[Saved data entries]
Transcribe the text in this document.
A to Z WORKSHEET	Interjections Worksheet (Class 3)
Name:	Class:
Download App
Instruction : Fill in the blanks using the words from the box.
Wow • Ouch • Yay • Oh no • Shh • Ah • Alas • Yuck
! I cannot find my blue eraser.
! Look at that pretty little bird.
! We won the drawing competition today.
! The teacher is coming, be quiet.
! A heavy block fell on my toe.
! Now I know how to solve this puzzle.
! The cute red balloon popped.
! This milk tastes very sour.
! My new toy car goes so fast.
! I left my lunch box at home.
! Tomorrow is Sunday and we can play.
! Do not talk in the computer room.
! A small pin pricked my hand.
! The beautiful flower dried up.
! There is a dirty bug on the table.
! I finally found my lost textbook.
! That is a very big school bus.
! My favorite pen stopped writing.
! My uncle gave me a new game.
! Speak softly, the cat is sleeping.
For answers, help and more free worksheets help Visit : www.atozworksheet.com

■ **What you are asked to do**:
Give an exact repetition of all the material.

■ **Expected answer**:
Transcribe the text in this document.
A to Z WORKSHEET	Interjections Worksheet (Class 3)
Name:	Class:
Download App
Instruction : Fill in the blanks using the words from the box.
Wow • Ouch • Yay • Oh no • Shh • Ah • Alas • Yuck
! I cannot find my blue eraser.
! Look at that pretty little bird.
! We won the drawing competition today.
! The teacher is coming, be quiet.
! A heavy block fell on my toe.
! Now I know how to solve this puzzle.
! The cute red balloon popped.
! This milk tastes very sour.
! My new toy car goes so fast.
! I left my lunch box at home.
! Tomorrow is Sunday and we can play.
! Do not talk in the computer room.
! A small pin pricked my hand.
! The beautiful flower dried up.
! There is a dirty bug on the table.
! I finally found my lost textbook.
! That is a very big school bus.
! My favorite pen stopped writing.
! My uncle gave me a new game.
! Speak softly, the cat is sleeping.
For answers, help and more free worksheets help Visit : www.atozworksheet.com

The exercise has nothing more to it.